Exercise details: From the entries below, tally how many lines contain "icon" and report only that figure.

Input for this task:
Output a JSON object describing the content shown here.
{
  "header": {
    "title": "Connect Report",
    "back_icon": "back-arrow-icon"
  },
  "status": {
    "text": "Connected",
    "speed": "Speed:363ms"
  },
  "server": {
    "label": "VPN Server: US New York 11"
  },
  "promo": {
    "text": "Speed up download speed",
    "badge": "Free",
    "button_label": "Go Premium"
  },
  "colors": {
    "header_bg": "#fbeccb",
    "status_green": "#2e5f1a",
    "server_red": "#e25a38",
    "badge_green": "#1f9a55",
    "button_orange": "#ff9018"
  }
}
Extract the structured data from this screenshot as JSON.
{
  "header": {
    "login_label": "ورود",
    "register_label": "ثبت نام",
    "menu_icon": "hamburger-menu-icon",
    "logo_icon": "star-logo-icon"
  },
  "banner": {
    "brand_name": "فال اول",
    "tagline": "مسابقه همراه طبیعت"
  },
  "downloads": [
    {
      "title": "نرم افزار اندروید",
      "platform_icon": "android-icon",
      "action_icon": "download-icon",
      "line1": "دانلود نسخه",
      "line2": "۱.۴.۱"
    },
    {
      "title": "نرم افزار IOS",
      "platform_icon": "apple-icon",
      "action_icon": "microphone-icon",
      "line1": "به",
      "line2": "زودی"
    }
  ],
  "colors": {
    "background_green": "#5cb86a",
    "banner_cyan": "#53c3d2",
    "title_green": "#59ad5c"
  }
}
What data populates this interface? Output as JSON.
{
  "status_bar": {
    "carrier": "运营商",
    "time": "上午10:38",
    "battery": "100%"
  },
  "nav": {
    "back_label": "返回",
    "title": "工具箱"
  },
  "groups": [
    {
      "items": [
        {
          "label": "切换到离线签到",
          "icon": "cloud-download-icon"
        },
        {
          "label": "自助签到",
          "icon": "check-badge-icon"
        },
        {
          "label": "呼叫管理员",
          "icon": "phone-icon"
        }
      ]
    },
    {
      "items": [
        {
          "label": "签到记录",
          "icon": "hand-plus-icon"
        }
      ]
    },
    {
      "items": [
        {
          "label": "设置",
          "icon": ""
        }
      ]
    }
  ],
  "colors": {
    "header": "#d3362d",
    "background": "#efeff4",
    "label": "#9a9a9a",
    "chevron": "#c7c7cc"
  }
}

Exercise result: 12